Given task: Output only the lines that run from the line holding "Parse this screenshot: output" to the end of the data below, including both ends, without any pictures.
┄┄┄┄┄┄┄┄┄┄┄┄┄┄┄┄┄┄┄┄
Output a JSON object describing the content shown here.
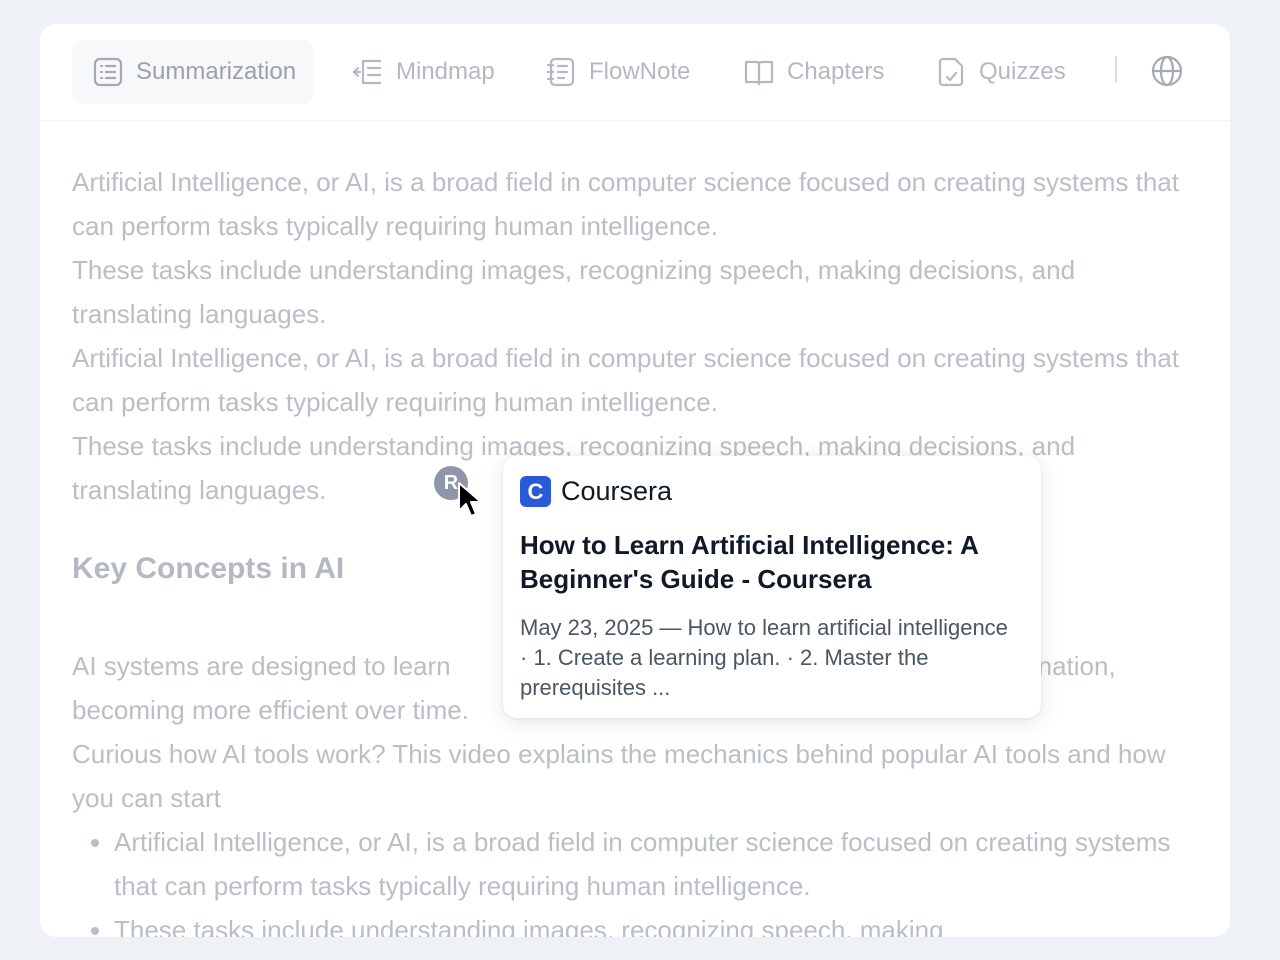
{
  "tabs": [
    {
      "label": "Summarization",
      "icon": "list-icon",
      "active": true
    },
    {
      "label": "Mindmap",
      "icon": "mindmap-icon",
      "active": false
    },
    {
      "label": "FlowNote",
      "icon": "note-icon",
      "active": false
    },
    {
      "label": "Chapters",
      "icon": "book-icon",
      "active": false
    },
    {
      "label": "Quizzes",
      "icon": "quiz-icon",
      "active": false
    }
  ],
  "content": {
    "paragraphs": [
      "Artificial Intelligence, or AI, is a broad field in computer science focused on creating systems that can perform tasks typically requiring human intelligence.",
      "These tasks include understanding images, recognizing speech, making decisions, and translating languages.",
      "Artificial Intelligence, or AI, is a broad field in computer science focused on creating systems that can perform tasks typically requiring human intelligence.",
      "These tasks include understanding images, recognizing speech, making decisions, and translating languages."
    ],
    "reference_badge": "R",
    "heading": "Key Concepts in AI",
    "paragraph_partial": "AI systems are designed to learn",
    "paragraph_partial_end": "nation,",
    "paragraph_partial_2": "becoming more efficient over time.",
    "paragraph_curious": "Curious how AI tools work? This video explains the mechanics behind popular AI tools and how you can start",
    "bullets": [
      "Artificial Intelligence, or AI, is a broad field in computer science focused on creating systems that can perform tasks typically requiring human intelligence.",
      " These tasks include understanding images, recognizing speech, making"
    ]
  },
  "popup": {
    "logo_letter": "C",
    "source": "Coursera",
    "title": "How to Learn Artificial Intelligence: A Beginner's Guide - Coursera",
    "snippet": "May 23, 2025 — How to learn artificial intelligence · 1. Create a learning plan. · 2. Master the prerequisites ..."
  },
  "colors": {
    "background": "#eef1f5",
    "coursera_blue": "#2a5ad7",
    "faded_text": "#b9bec7"
  }
}
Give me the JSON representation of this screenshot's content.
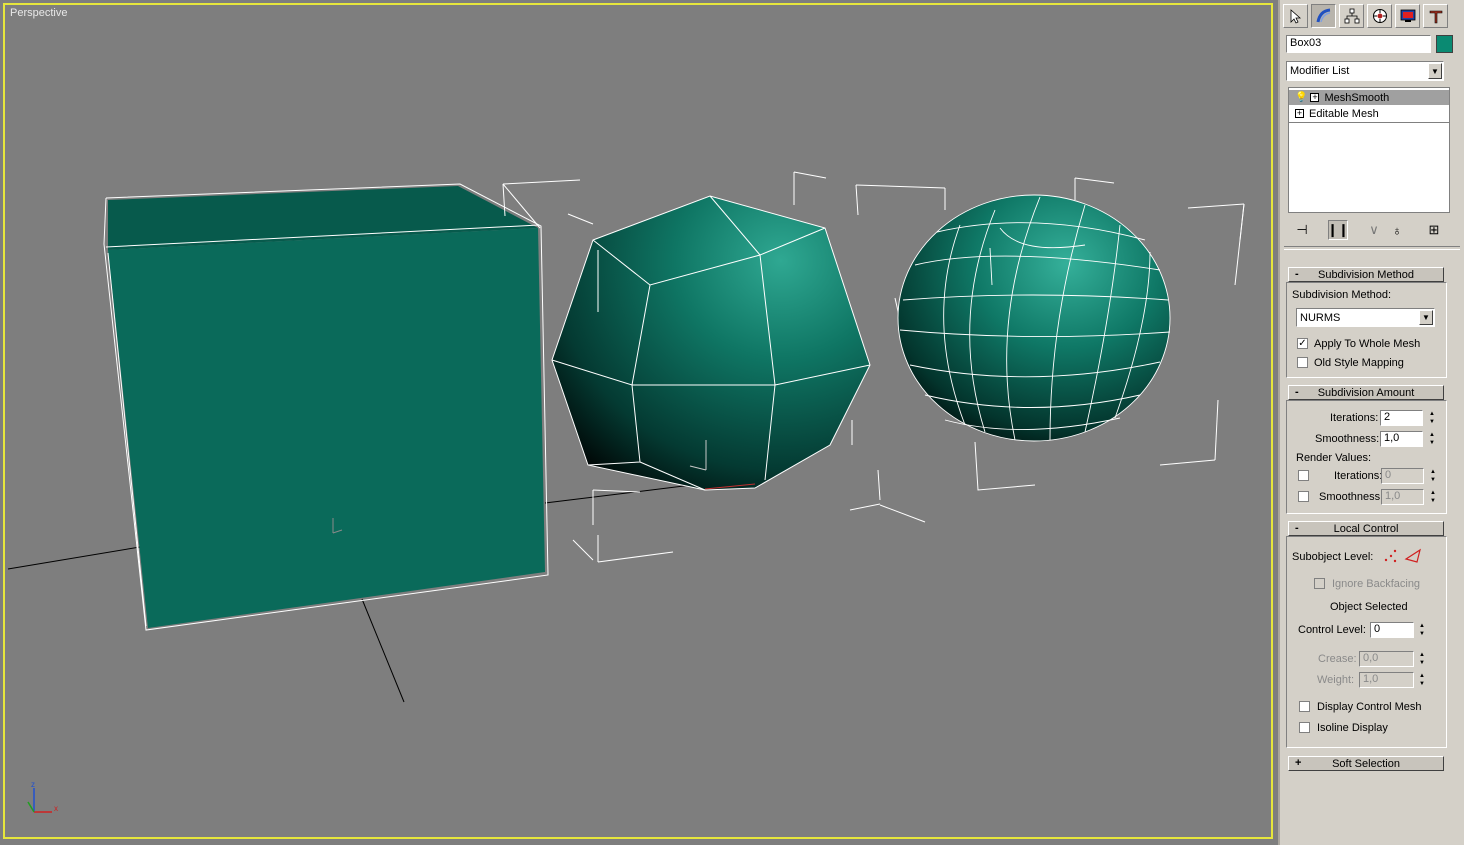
{
  "viewport": {
    "label": "Perspective",
    "axis_labels": {
      "z": "z",
      "x": "x"
    }
  },
  "colors": {
    "viewport_bg": "#7e7e7e",
    "object_color": "#0a6a5a",
    "active_border": "#e6e63c"
  },
  "panel": {
    "tabs": [
      {
        "name": "create",
        "icon": "create-icon"
      },
      {
        "name": "modify",
        "icon": "modify-icon"
      },
      {
        "name": "hierarchy",
        "icon": "hierarchy-icon"
      },
      {
        "name": "motion",
        "icon": "motion-icon"
      },
      {
        "name": "display",
        "icon": "display-icon"
      },
      {
        "name": "utilities",
        "icon": "utilities-icon"
      }
    ],
    "object_name": "Box03",
    "modifier_list": "Modifier List",
    "stack": [
      {
        "label": "MeshSmooth",
        "selected": true
      },
      {
        "label": "Editable Mesh",
        "selected": false
      }
    ],
    "subdivision_method": {
      "title": "Subdivision Method",
      "label": "Subdivision Method:",
      "value": "NURMS",
      "apply_whole_mesh": "Apply To Whole Mesh",
      "apply_whole_mesh_checked": true,
      "old_style_mapping": "Old Style Mapping",
      "old_style_mapping_checked": false
    },
    "subdivision_amount": {
      "title": "Subdivision Amount",
      "iterations_label": "Iterations:",
      "iterations_value": "2",
      "smoothness_label": "Smoothness:",
      "smoothness_value": "1,0",
      "render_values_label": "Render Values:",
      "render_iterations_label": "Iterations:",
      "render_iterations_value": "0",
      "render_smoothness_label": "Smoothness:",
      "render_smoothness_value": "1,0"
    },
    "local_control": {
      "title": "Local Control",
      "subobject_label": "Subobject Level:",
      "ignore_backfacing": "Ignore Backfacing",
      "object_selected": "Object Selected",
      "control_level_label": "Control Level:",
      "control_level_value": "0",
      "crease_label": "Crease:",
      "crease_value": "0,0",
      "weight_label": "Weight:",
      "weight_value": "1,0",
      "display_control_mesh": "Display Control Mesh",
      "isoline_display": "Isoline Display"
    },
    "soft_selection": {
      "title": "Soft Selection"
    }
  }
}
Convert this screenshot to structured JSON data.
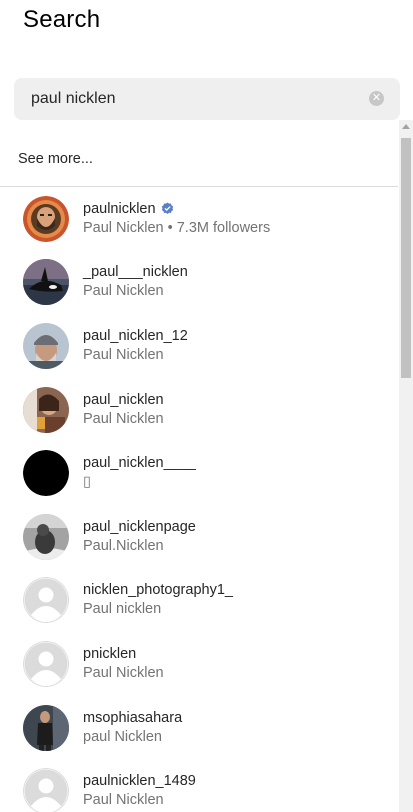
{
  "page": {
    "title": "Search"
  },
  "search": {
    "value": "paul nicklen",
    "clear_icon": "clear-circle-icon"
  },
  "see_more": "See more...",
  "results": [
    {
      "username": "paulnicklen",
      "subtitle": "Paul Nicklen • 7.3M followers",
      "verified": true,
      "avatar": "bearded-man-emblem"
    },
    {
      "username": "_paul___nicklen",
      "subtitle": "Paul Nicklen",
      "verified": false,
      "avatar": "orca"
    },
    {
      "username": "paul_nicklen_12",
      "subtitle": "Paul Nicklen",
      "verified": false,
      "avatar": "man-beanie"
    },
    {
      "username": "paul_nicklen",
      "subtitle": "Paul Nicklen",
      "verified": false,
      "avatar": "person-drink"
    },
    {
      "username": "paul_nicklen____",
      "subtitle": "▯",
      "verified": false,
      "avatar": "black"
    },
    {
      "username": "paul_nicklenpage",
      "subtitle": "Paul.Nicklen",
      "verified": false,
      "avatar": "seal-bw"
    },
    {
      "username": "nicklen_photography1_",
      "subtitle": "Paul nicklen",
      "verified": false,
      "avatar": "default"
    },
    {
      "username": "pnicklen",
      "subtitle": "Paul Nicklen",
      "verified": false,
      "avatar": "default"
    },
    {
      "username": "msophiasahara",
      "subtitle": "paul Nicklen",
      "verified": false,
      "avatar": "woman-dark"
    },
    {
      "username": "paulnicklen_1489",
      "subtitle": "Paul Nicklen",
      "verified": false,
      "avatar": "default"
    }
  ],
  "colors": {
    "search_bg": "#efefef",
    "secondary_text": "#737373",
    "verified_blue": "#5b7fc7",
    "divider": "#dbdbdb",
    "default_avatar": "#dbdbdb"
  }
}
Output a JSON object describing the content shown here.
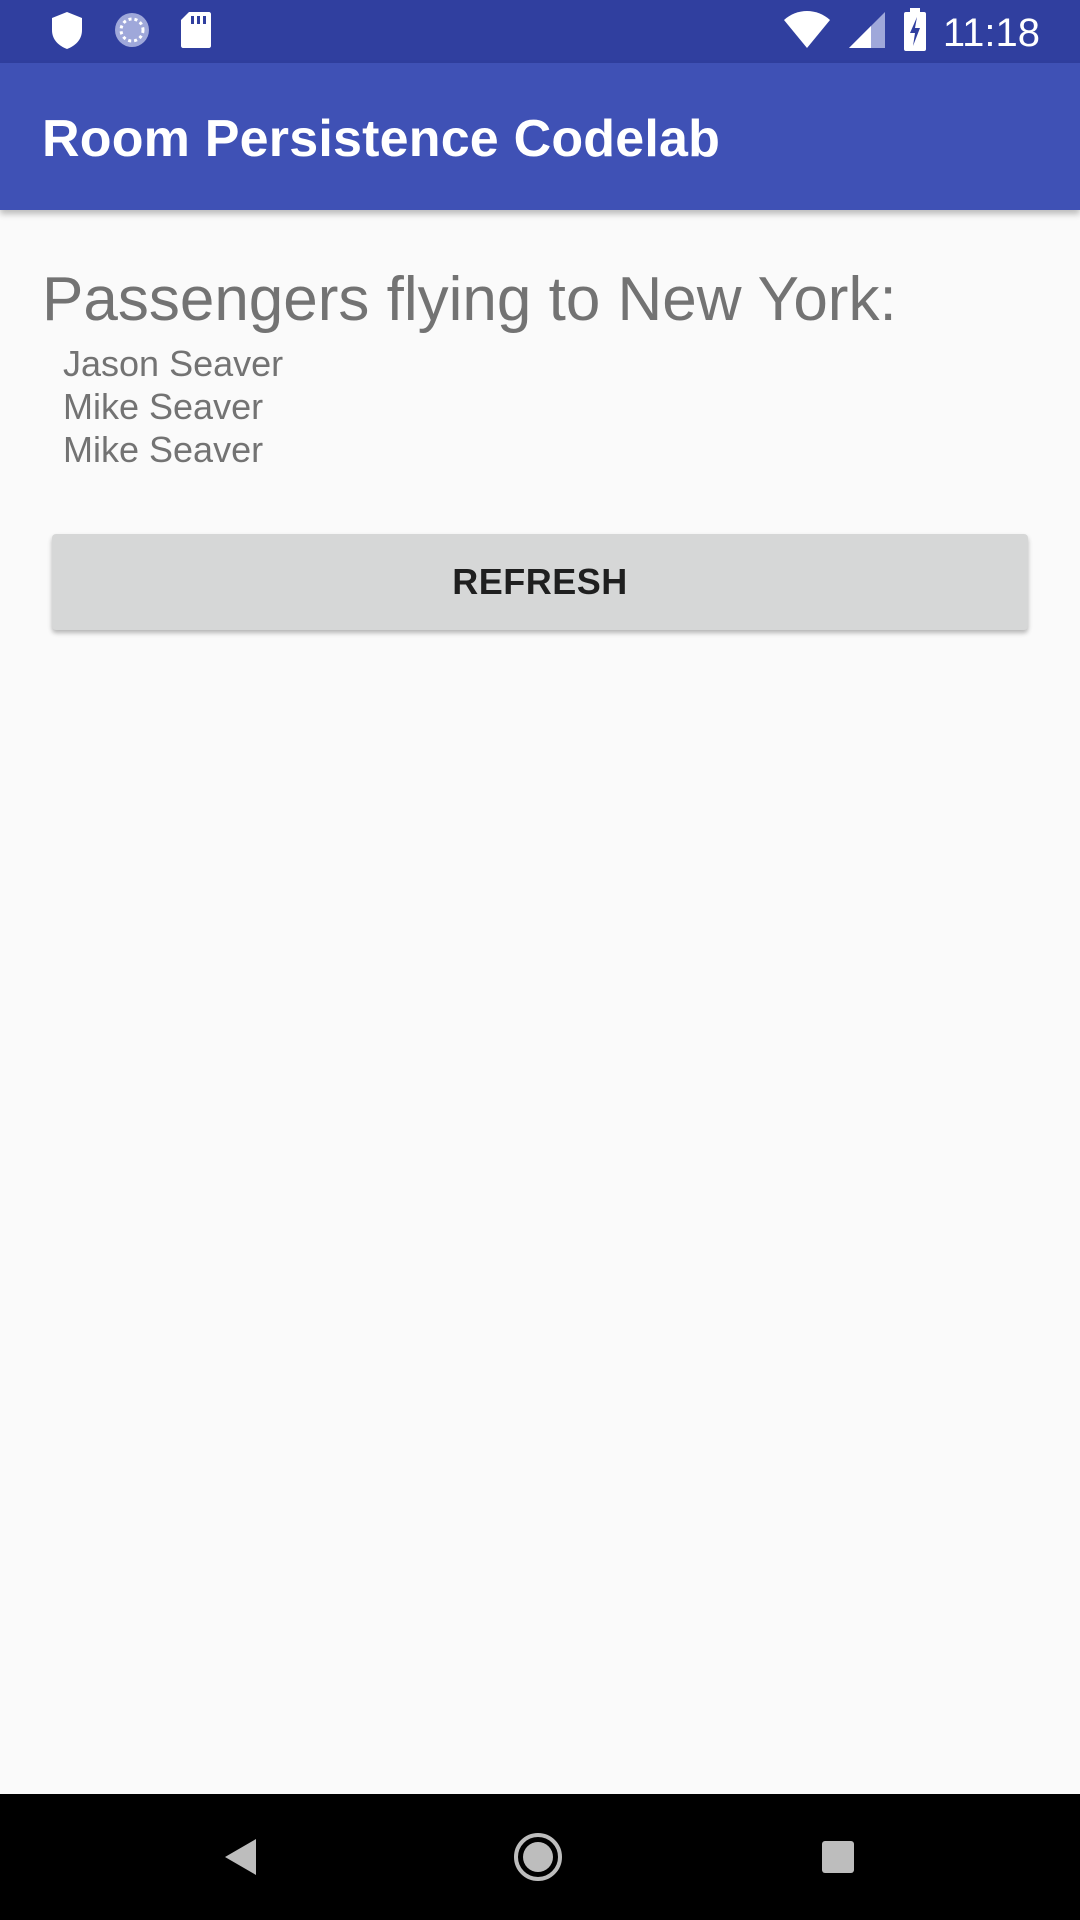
{
  "status_bar": {
    "time": "11:18",
    "left_icons": [
      "shield-icon",
      "sync-icon",
      "sd-card-icon"
    ],
    "right_icons": [
      "wifi-icon",
      "cell-signal-icon",
      "battery-charging-icon"
    ]
  },
  "app_bar": {
    "title": "Room Persistence Codelab",
    "color": "#3f51b5"
  },
  "main": {
    "heading": "Passengers flying to New York:",
    "passengers": [
      "Jason Seaver",
      "Mike Seaver",
      "Mike Seaver"
    ],
    "refresh_label": "REFRESH"
  },
  "nav_bar": {
    "icons": [
      "back-icon",
      "home-icon",
      "recents-icon"
    ]
  }
}
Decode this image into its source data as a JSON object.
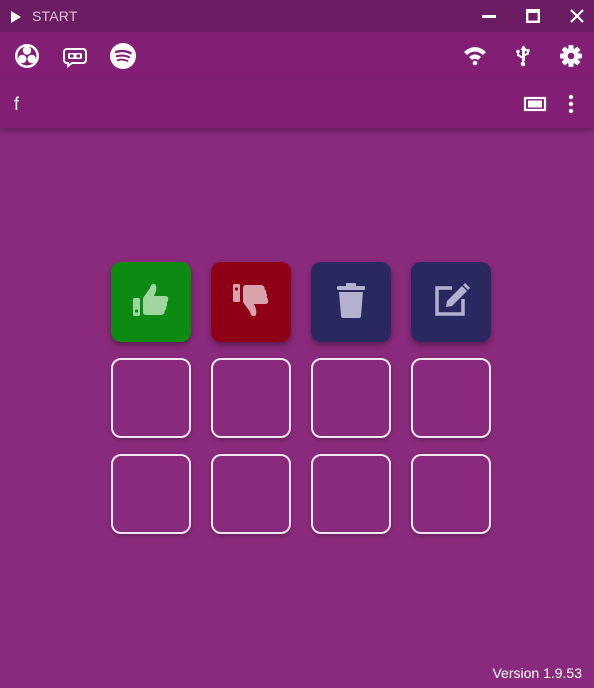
{
  "titlebar": {
    "title": "START",
    "controls": [
      "minimize",
      "maximize",
      "close"
    ]
  },
  "toolbar": {
    "left_icons": [
      "obs-icon",
      "streamlabs-icon",
      "spotify-icon"
    ],
    "right_icons": [
      "wifi-icon",
      "usb-icon",
      "gear-icon"
    ]
  },
  "subbar": {
    "profile_label": "f",
    "right_icons": [
      "screen-icon",
      "more-vert-icon"
    ]
  },
  "grid": {
    "rows": 3,
    "columns": 4,
    "keys": [
      {
        "icon": "thumbs-up-icon",
        "bg": "#0c8a12",
        "icon_color": "#9fd6a0"
      },
      {
        "icon": "thumbs-down-icon",
        "bg": "#8f0017",
        "icon_color": "#d9a3ad"
      },
      {
        "icon": "trash-icon",
        "bg": "#2a2860",
        "icon_color": "#b3b1cf"
      },
      {
        "icon": "edit-icon",
        "bg": "#2a2860",
        "icon_color": "#b3b1cf"
      }
    ]
  },
  "colors": {
    "background": "#8a2a7c",
    "titlebar": "#6c1c62",
    "toolbar": "#821f74",
    "empty_key_border": "#f2e6f0"
  },
  "footer": {
    "version": "Version 1.9.53"
  }
}
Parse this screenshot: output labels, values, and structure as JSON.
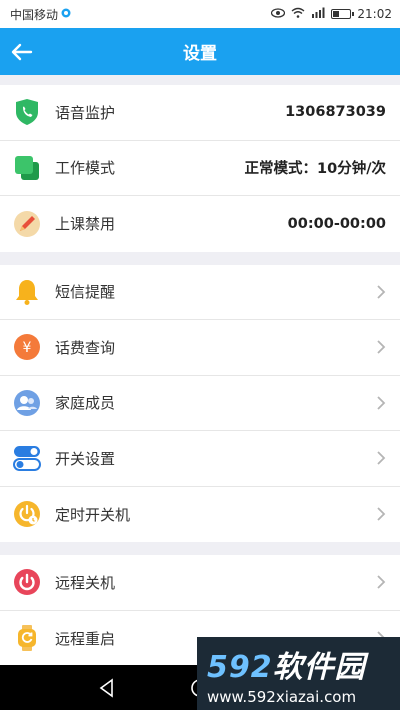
{
  "status_bar": {
    "carrier": "中国移动",
    "time": "21:02"
  },
  "header": {
    "title": "设置"
  },
  "groups": [
    {
      "items": [
        {
          "label": "语音监护",
          "value": "1306873039",
          "icon": "phone-shield-icon"
        },
        {
          "label": "工作模式",
          "value": "正常模式：10分钟/次",
          "icon": "work-mode-icon"
        },
        {
          "label": "上课禁用",
          "value": "00:00-00:00",
          "icon": "pencil-icon"
        }
      ]
    },
    {
      "items": [
        {
          "label": "短信提醒",
          "icon": "bell-icon"
        },
        {
          "label": "话费查询",
          "icon": "yuan-icon"
        },
        {
          "label": "家庭成员",
          "icon": "family-icon"
        },
        {
          "label": "开关设置",
          "icon": "toggle-icon"
        },
        {
          "label": "定时开关机",
          "icon": "timer-power-icon"
        }
      ]
    },
    {
      "items": [
        {
          "label": "远程关机",
          "icon": "power-icon"
        },
        {
          "label": "远程重启",
          "icon": "restart-watch-icon"
        }
      ]
    }
  ],
  "watermark": {
    "brand_num": "592",
    "brand_text": "软件园",
    "url": "www.592xiazai.com"
  },
  "colors": {
    "app_bar": "#1aa1f0",
    "phone_shield": "#2fb864",
    "bell": "#f7b21c",
    "yuan": "#f47a3a",
    "family": "#6fa0e4",
    "toggle": "#2a7de1",
    "timer": "#f6b62c",
    "power": "#e8455a"
  }
}
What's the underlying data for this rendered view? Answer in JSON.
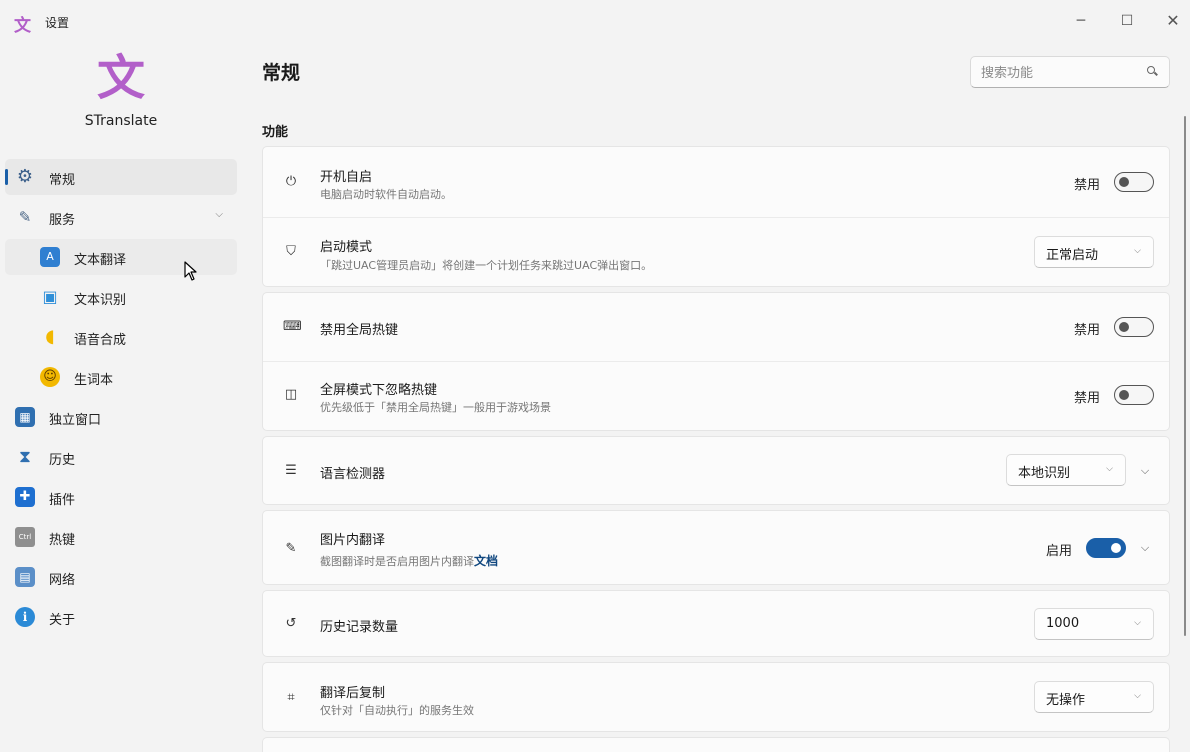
┄┄┄┄┄┄┄┄┄┄┄┄┄┄┄┄┄┄┄┄
Solution to the exercise:
Parse this screenshot: output labels, values, and structure as JSON.
{
  "status_bar": {
    "carrier": "中国移动",
    "time": "21:02"
  },
  "header": {
    "title": "设置"
  },
  "groups": [
    {
      "items": [
        {
          "label": "语音监护",
          "value": "1306873039",
          "icon": "phone-shield-icon"
        },
        {
          "label": "工作模式",
          "value": "正常模式：10分钟/次",
          "icon": "work-mode-icon"
        },
        {
          "label": "上课禁用",
          "value": "00:00-00:00",
          "icon": "pencil-icon"
        }
      ]
    },
    {
      "items": [
        {
          "label": "短信提醒",
          "icon": "bell-icon"
        },
        {
          "label": "话费查询",
          "icon": "yuan-icon"
        },
        {
          "label": "家庭成员",
          "icon": "family-icon"
        },
        {
          "label": "开关设置",
          "icon": "toggle-icon"
        },
        {
          "label": "定时开关机",
          "icon": "timer-power-icon"
        }
      ]
    },
    {
      "items": [
        {
          "label": "远程关机",
          "icon": "power-icon"
        },
        {
          "label": "远程重启",
          "icon": "restart-watch-icon"
        }
      ]
    }
  ],
  "watermark": {
    "brand_num": "592",
    "brand_text": "软件园",
    "url": "www.592xiazai.com"
  },
  "colors": {
    "app_bar": "#1aa1f0",
    "phone_shield": "#2fb864",
    "bell": "#f7b21c",
    "yuan": "#f47a3a",
    "family": "#6fa0e4",
    "toggle": "#2a7de1",
    "timer": "#f6b62c",
    "power": "#e8455a"
  }
}
What's the underlying data for this rendered view? Answer in JSON.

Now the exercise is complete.